Start of RECORDS FOR THIS TASK

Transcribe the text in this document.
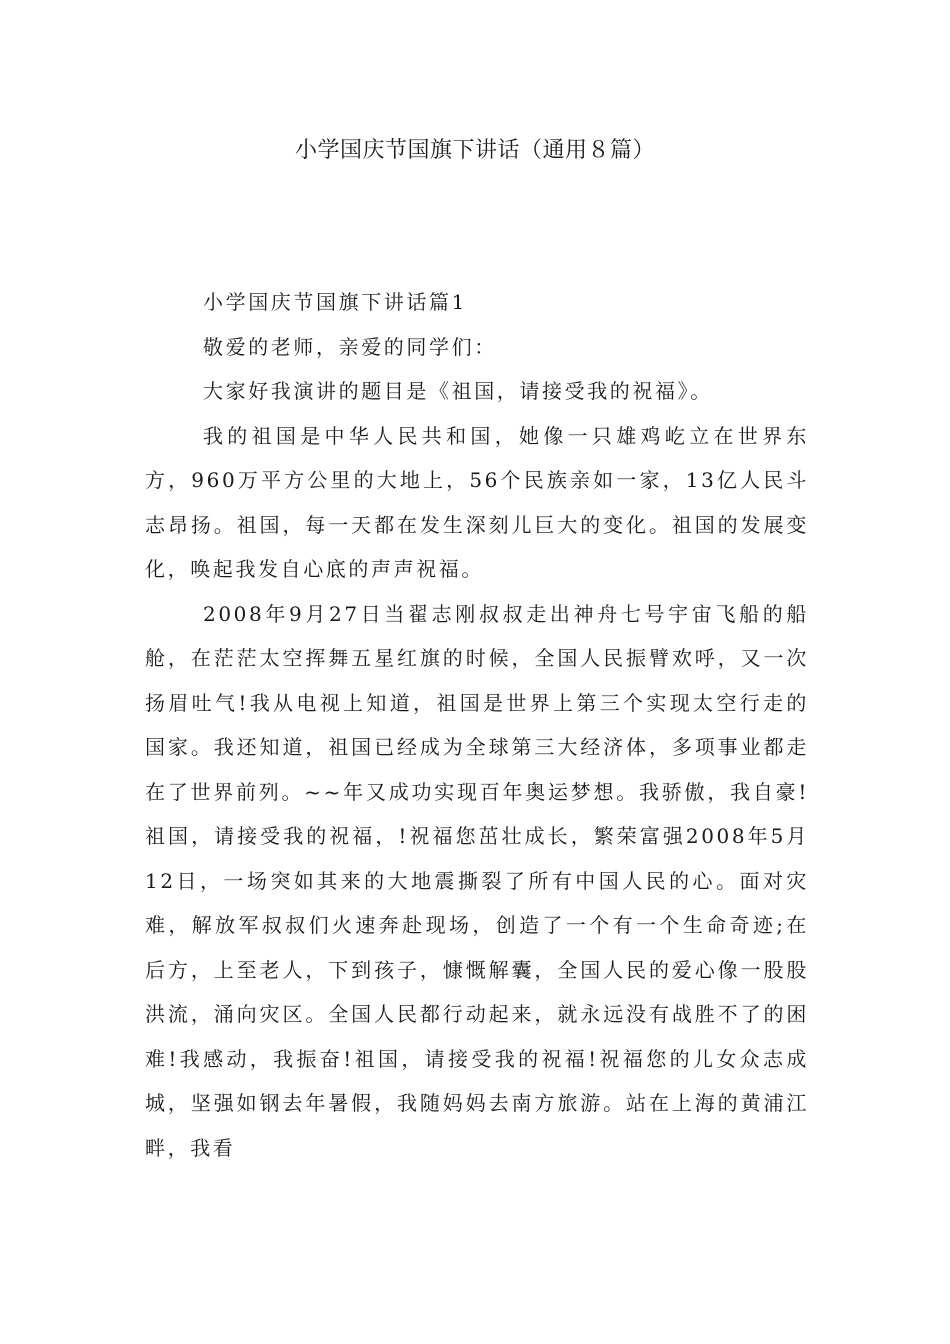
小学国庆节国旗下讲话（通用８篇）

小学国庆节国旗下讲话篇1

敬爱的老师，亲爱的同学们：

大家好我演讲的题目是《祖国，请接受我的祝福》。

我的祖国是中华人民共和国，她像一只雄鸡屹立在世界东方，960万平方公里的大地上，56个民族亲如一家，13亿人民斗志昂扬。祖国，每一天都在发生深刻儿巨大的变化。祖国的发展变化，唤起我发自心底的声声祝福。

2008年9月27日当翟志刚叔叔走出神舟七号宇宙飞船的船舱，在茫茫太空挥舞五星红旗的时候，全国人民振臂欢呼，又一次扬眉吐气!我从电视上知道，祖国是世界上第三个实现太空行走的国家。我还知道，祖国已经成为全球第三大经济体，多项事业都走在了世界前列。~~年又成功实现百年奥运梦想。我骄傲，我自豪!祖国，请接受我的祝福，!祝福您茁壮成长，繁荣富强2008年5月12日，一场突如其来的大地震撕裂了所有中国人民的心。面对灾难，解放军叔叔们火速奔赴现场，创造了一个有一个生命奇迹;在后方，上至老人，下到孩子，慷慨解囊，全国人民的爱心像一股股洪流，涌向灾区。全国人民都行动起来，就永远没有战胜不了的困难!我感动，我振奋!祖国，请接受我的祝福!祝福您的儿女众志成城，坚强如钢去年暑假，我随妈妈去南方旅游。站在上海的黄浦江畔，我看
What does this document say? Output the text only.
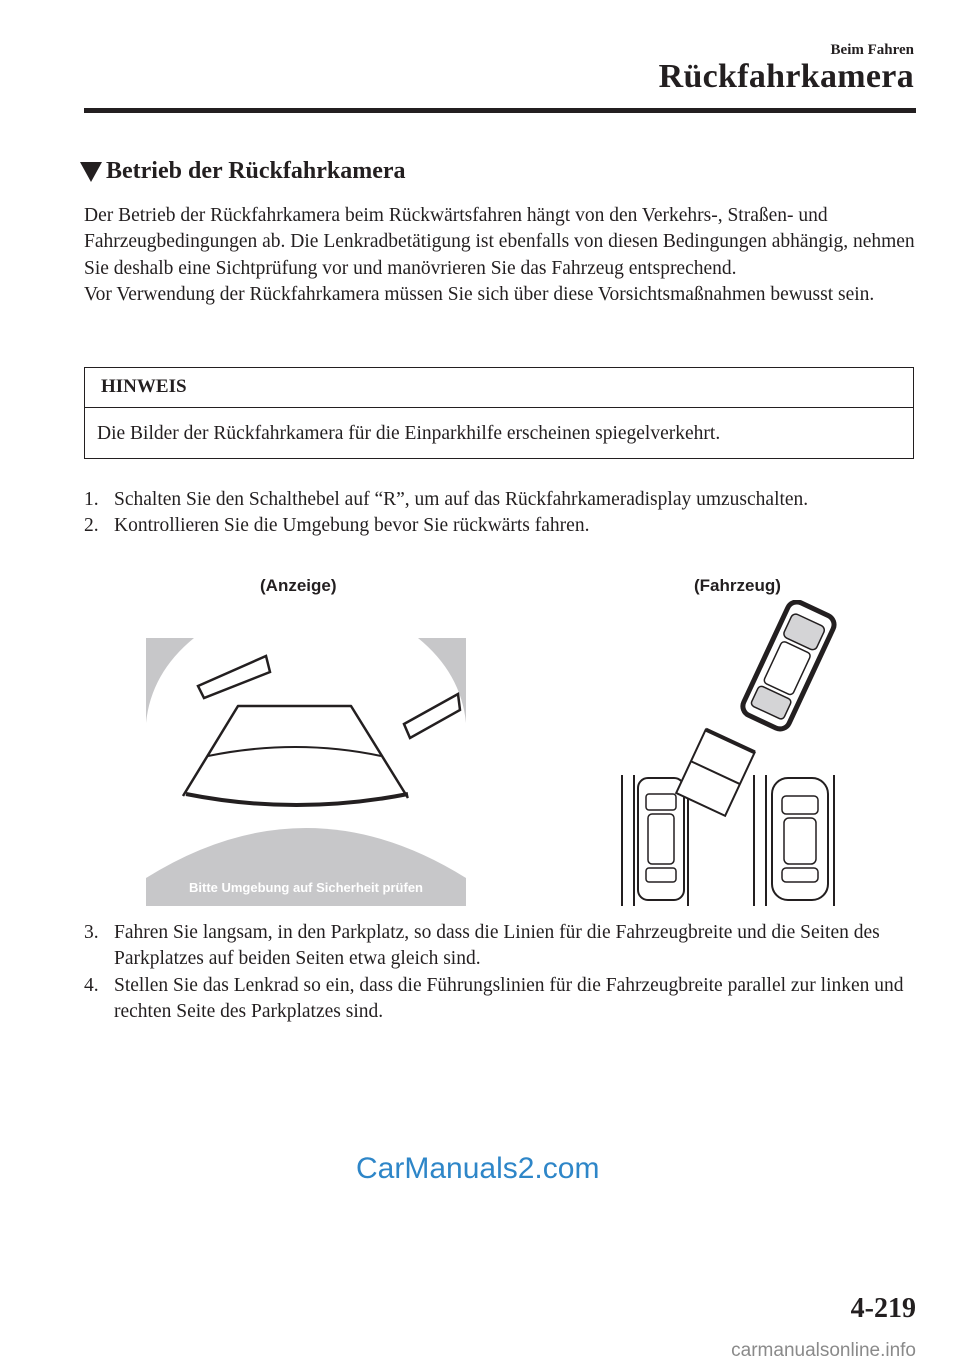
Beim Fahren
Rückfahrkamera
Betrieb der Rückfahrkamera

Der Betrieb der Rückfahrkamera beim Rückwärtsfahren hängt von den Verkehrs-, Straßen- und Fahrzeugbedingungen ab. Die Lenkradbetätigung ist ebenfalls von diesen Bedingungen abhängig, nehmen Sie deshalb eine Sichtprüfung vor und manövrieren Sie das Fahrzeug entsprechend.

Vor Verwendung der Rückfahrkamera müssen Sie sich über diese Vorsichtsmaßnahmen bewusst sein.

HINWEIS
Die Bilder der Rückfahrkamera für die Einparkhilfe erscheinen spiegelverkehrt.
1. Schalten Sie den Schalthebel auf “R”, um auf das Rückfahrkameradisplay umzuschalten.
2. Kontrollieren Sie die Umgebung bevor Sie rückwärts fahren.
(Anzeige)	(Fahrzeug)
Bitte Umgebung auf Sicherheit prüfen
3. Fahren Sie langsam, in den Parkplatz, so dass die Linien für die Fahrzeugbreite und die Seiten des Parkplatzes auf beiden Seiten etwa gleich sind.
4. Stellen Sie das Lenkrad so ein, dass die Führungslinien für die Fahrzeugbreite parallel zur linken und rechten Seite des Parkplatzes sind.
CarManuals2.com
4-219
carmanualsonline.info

End of RECORDS FOR THIS TASK
Start of RECORDS FOR THIS TASK

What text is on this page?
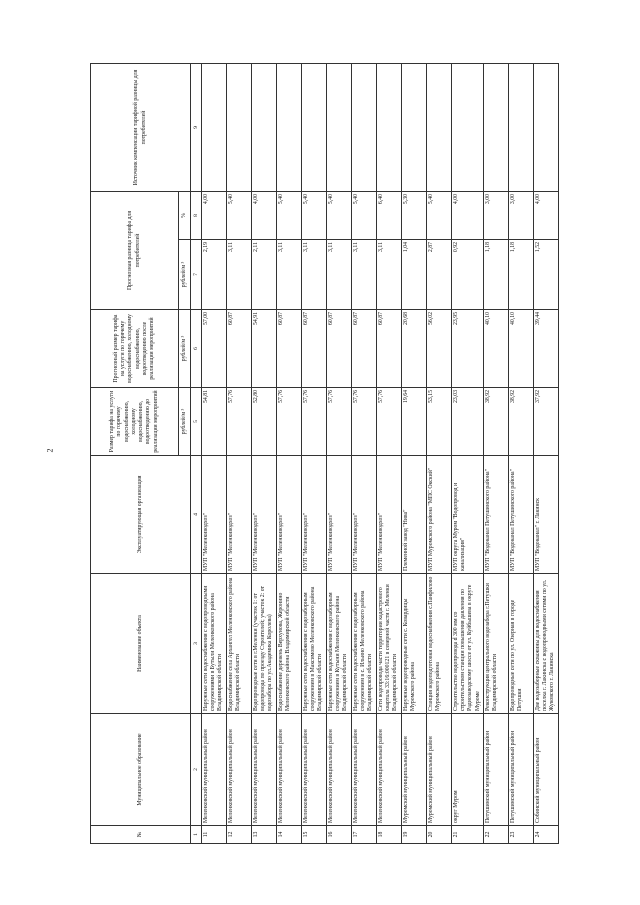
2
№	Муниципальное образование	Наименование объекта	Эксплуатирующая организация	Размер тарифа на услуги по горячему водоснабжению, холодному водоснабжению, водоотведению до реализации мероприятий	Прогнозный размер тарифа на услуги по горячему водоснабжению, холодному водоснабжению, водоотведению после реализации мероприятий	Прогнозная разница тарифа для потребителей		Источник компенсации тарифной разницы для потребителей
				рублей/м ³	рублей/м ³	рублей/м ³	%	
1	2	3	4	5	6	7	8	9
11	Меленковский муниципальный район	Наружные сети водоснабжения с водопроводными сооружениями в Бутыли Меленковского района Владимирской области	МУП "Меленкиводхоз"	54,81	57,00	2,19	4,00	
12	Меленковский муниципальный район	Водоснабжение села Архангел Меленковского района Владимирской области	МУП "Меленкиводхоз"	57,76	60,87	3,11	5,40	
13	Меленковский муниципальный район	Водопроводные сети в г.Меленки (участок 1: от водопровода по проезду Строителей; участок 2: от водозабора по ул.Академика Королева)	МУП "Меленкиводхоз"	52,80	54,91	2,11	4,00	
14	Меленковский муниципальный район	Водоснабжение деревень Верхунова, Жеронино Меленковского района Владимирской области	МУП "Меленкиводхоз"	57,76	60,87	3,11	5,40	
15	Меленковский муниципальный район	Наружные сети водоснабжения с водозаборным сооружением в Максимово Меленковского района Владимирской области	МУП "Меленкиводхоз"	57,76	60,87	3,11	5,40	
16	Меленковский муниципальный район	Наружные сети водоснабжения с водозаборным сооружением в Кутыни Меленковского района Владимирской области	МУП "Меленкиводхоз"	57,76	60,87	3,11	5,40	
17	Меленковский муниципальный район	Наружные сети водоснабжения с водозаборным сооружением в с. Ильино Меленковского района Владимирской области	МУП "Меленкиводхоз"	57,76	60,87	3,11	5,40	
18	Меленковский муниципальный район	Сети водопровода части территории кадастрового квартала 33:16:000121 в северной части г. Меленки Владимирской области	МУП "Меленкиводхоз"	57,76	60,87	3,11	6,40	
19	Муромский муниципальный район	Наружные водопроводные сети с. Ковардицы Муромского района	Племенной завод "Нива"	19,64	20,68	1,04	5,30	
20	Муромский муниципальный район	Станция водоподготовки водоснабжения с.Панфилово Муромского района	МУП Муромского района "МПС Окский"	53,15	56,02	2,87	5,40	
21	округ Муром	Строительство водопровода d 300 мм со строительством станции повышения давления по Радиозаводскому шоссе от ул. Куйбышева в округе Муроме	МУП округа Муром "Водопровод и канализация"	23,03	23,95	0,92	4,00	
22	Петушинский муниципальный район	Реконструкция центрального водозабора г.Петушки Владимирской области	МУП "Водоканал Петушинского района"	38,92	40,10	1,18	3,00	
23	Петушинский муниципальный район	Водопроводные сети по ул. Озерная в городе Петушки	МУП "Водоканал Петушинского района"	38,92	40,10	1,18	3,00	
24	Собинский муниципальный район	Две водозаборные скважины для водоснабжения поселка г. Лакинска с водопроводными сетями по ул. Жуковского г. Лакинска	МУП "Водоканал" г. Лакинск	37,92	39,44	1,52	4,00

End of RECORDS FOR THIS TASK
Start of RECORDS FOR THIS TASK

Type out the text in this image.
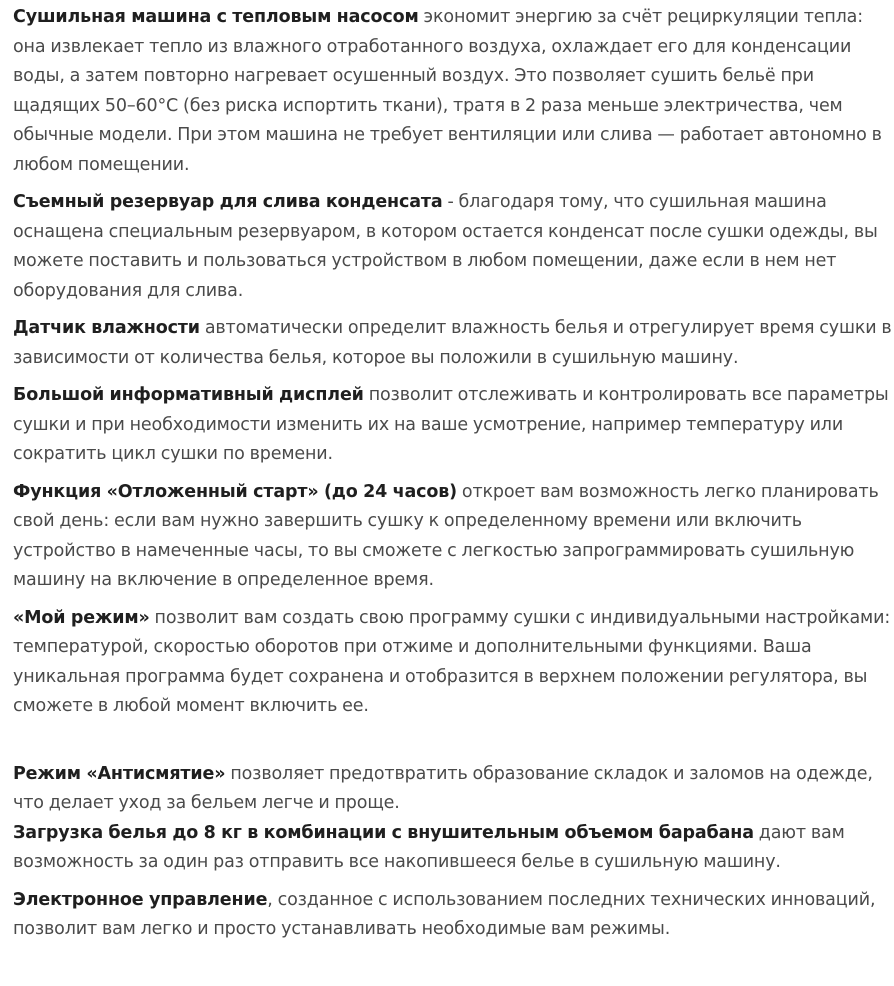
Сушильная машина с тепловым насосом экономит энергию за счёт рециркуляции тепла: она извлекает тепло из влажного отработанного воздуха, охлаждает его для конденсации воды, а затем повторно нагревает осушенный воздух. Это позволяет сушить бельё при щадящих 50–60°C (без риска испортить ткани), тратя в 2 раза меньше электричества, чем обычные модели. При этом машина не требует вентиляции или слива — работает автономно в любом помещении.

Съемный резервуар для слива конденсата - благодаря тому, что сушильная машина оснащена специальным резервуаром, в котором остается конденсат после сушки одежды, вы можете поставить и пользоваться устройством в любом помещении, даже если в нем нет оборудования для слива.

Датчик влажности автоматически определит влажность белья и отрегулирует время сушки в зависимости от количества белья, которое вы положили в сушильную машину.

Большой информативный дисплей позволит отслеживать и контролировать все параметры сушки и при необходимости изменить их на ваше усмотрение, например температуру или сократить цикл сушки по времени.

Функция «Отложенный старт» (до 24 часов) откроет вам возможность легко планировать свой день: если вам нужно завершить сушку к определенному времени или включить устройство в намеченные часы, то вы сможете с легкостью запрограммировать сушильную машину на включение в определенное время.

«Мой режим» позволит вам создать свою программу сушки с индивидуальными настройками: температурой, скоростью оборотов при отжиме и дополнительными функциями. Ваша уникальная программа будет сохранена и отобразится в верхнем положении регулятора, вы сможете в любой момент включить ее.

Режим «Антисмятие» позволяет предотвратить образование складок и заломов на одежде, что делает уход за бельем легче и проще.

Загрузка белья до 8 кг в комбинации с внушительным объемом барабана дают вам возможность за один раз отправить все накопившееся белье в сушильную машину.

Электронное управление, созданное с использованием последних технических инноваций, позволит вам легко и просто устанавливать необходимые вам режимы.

End of RECORDS FOR THIS TASK

> _YOUR INSTRUCTIONS_:
Tally every line of the listing that holds the string "Петушинского", then give the number by itself.

> _WRITTEN ANSWER_:
2